>> Start Input
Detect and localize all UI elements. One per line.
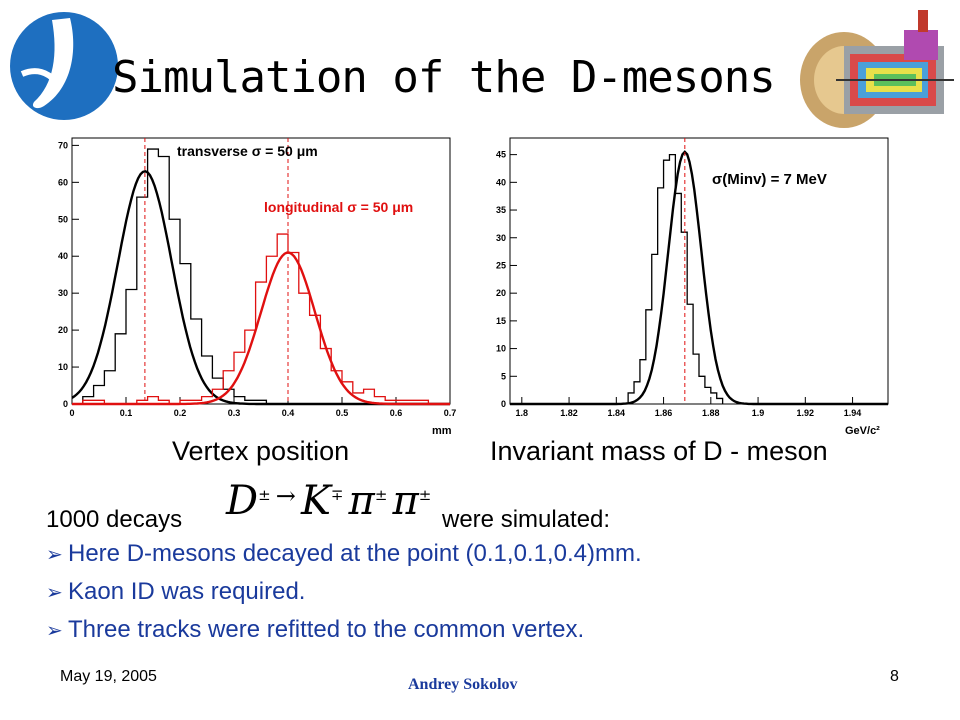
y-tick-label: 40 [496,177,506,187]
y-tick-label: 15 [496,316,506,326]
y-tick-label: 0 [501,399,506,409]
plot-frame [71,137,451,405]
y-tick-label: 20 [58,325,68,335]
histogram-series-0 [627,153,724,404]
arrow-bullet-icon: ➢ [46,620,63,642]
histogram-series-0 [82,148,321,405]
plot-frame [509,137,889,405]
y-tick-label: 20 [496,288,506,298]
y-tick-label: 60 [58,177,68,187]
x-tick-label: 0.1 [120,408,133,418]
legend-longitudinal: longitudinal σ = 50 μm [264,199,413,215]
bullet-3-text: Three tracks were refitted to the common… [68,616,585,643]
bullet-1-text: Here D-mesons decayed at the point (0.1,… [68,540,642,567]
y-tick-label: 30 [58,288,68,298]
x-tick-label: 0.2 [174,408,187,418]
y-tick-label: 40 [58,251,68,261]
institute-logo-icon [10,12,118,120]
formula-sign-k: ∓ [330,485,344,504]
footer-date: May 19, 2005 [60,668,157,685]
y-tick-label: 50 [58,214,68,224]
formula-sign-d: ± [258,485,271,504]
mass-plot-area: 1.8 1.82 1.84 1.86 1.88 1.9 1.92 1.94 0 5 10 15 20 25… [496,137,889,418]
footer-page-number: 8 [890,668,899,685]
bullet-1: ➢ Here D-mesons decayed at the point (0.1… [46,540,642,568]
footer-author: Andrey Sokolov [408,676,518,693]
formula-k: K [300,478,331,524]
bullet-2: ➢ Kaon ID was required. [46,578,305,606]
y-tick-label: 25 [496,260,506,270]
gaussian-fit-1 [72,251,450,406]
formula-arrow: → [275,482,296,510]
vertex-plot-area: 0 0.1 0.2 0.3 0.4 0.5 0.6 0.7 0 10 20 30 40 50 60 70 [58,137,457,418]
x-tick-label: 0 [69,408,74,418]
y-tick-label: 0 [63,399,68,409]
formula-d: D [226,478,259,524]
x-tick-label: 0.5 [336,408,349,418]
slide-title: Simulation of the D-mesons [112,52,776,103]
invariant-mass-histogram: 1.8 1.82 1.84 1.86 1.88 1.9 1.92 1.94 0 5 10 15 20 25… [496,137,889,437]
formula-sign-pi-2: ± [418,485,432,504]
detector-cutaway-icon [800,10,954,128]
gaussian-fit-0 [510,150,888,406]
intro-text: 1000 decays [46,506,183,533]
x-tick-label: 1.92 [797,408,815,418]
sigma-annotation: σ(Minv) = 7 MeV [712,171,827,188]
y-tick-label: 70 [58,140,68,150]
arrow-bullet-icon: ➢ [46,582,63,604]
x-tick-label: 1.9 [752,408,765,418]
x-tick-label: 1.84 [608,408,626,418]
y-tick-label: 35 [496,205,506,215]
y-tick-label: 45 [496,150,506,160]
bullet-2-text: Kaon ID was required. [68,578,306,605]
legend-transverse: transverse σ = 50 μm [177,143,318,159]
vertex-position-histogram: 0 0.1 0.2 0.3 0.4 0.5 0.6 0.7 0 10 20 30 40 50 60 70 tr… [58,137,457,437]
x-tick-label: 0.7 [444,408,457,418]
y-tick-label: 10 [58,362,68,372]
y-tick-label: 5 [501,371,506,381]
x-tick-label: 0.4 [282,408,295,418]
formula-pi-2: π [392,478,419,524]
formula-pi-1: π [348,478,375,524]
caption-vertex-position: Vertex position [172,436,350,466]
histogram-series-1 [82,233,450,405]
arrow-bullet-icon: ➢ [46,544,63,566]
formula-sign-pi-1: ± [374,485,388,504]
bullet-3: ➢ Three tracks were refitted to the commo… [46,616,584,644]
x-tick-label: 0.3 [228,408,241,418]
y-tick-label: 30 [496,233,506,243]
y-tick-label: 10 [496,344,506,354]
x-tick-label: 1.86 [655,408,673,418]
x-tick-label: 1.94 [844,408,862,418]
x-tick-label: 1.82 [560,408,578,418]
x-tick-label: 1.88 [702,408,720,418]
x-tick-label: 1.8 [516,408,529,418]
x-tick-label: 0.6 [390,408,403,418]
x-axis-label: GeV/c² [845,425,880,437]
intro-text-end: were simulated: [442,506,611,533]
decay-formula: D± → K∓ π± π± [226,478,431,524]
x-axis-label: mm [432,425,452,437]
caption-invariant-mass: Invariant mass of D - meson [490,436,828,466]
>> End Input
▸ **What you have to do**:
Transcribe every line of the entries above word for word, omitting the picture from your answer.

▸ **Task solution**:
Detect and localize all UI elements. One per line.
y-tick-label: 40 [496,177,506,187]
y-tick-label: 15 [496,316,506,326]
y-tick-label: 0 [501,399,506,409]
plot-frame [71,137,451,405]
y-tick-label: 20 [58,325,68,335]
histogram-series-0 [627,153,724,404]
arrow-bullet-icon: ➢ [46,620,63,642]
histogram-series-0 [82,148,321,405]
plot-frame [509,137,889,405]
y-tick-label: 20 [496,288,506,298]
y-tick-label: 60 [58,177,68,187]
x-tick-label: 0.1 [120,408,133,418]
legend-longitudinal: longitudinal σ = 50 μm [264,199,413,215]
bullet-3-text: Three tracks were refitted to the common… [68,616,585,643]
bullet-1-text: Here D-mesons decayed at the point (0.1,… [68,540,642,567]
y-tick-label: 30 [58,288,68,298]
x-tick-label: 0.2 [174,408,187,418]
y-tick-label: 40 [58,251,68,261]
institute-logo-icon [10,12,118,120]
formula-sign-k: ∓ [330,485,344,504]
footer-date: May 19, 2005 [60,668,157,685]
y-tick-label: 50 [58,214,68,224]
formula-sign-d: ± [258,485,271,504]
mass-plot-area: 1.8 1.82 1.84 1.86 1.88 1.9 1.92 1.94 0 5 10 15 20 25… [496,137,889,418]
footer-page-number: 8 [890,668,899,685]
bullet-1: ➢ Here D-mesons decayed at the point (0.1… [46,540,642,568]
footer-author: Andrey Sokolov [408,676,518,693]
formula-k: K [300,478,331,524]
bullet-2: ➢ Kaon ID was required. [46,578,305,606]
y-tick-label: 25 [496,260,506,270]
gaussian-fit-1 [72,251,450,406]
formula-arrow: → [275,482,296,510]
vertex-plot-area: 0 0.1 0.2 0.3 0.4 0.5 0.6 0.7 0 10 20 30 40 50 60 70 [58,137,457,418]
x-tick-label: 0 [69,408,74,418]
y-tick-label: 0 [63,399,68,409]
formula-d: D [226,478,259,524]
x-tick-label: 0.5 [336,408,349,418]
slide-title: Simulation of the D-mesons [112,52,776,103]
invariant-mass-histogram: 1.8 1.82 1.84 1.86 1.88 1.9 1.92 1.94 0 5 10 15 20 25… [496,137,889,437]
formula-sign-pi-2: ± [418,485,432,504]
detector-cutaway-icon [800,10,954,128]
gaussian-fit-0 [510,150,888,406]
intro-text: 1000 decays [46,506,183,533]
x-tick-label: 1.92 [797,408,815,418]
sigma-annotation: σ(Minv) = 7 MeV [712,171,827,188]
y-tick-label: 70 [58,140,68,150]
arrow-bullet-icon: ➢ [46,582,63,604]
x-tick-label: 1.9 [752,408,765,418]
x-tick-label: 1.84 [608,408,626,418]
y-tick-label: 35 [496,205,506,215]
y-tick-label: 45 [496,150,506,160]
bullet-2-text: Kaon ID was required. [68,578,306,605]
legend-transverse: transverse σ = 50 μm [177,143,318,159]
vertex-position-histogram: 0 0.1 0.2 0.3 0.4 0.5 0.6 0.7 0 10 20 30 40 50 60 70 tr… [58,137,457,437]
x-tick-label: 0.7 [444,408,457,418]
y-tick-label: 10 [58,362,68,372]
y-tick-label: 5 [501,371,506,381]
x-tick-label: 0.4 [282,408,295,418]
formula-pi-2: π [392,478,419,524]
formula-pi-1: π [348,478,375,524]
caption-vertex-position: Vertex position [172,436,350,466]
histogram-series-1 [82,233,450,405]
arrow-bullet-icon: ➢ [46,544,63,566]
formula-sign-pi-1: ± [374,485,388,504]
bullet-3: ➢ Three tracks were refitted to the commo… [46,616,584,644]
x-tick-label: 0.3 [228,408,241,418]
y-tick-label: 30 [496,233,506,243]
y-tick-label: 10 [496,344,506,354]
x-tick-label: 1.86 [655,408,673,418]
x-tick-label: 1.94 [844,408,862,418]
x-tick-label: 1.82 [560,408,578,418]
x-tick-label: 1.88 [702,408,720,418]
x-tick-label: 1.8 [516,408,529,418]
x-tick-label: 0.6 [390,408,403,418]
x-axis-label: GeV/c² [845,425,880,437]
intro-text-end: were simulated: [442,506,611,533]
decay-formula: D± → K∓ π± π± [226,478,431,524]
x-axis-label: mm [432,425,452,437]
caption-invariant-mass: Invariant mass of D - meson [490,436,828,466]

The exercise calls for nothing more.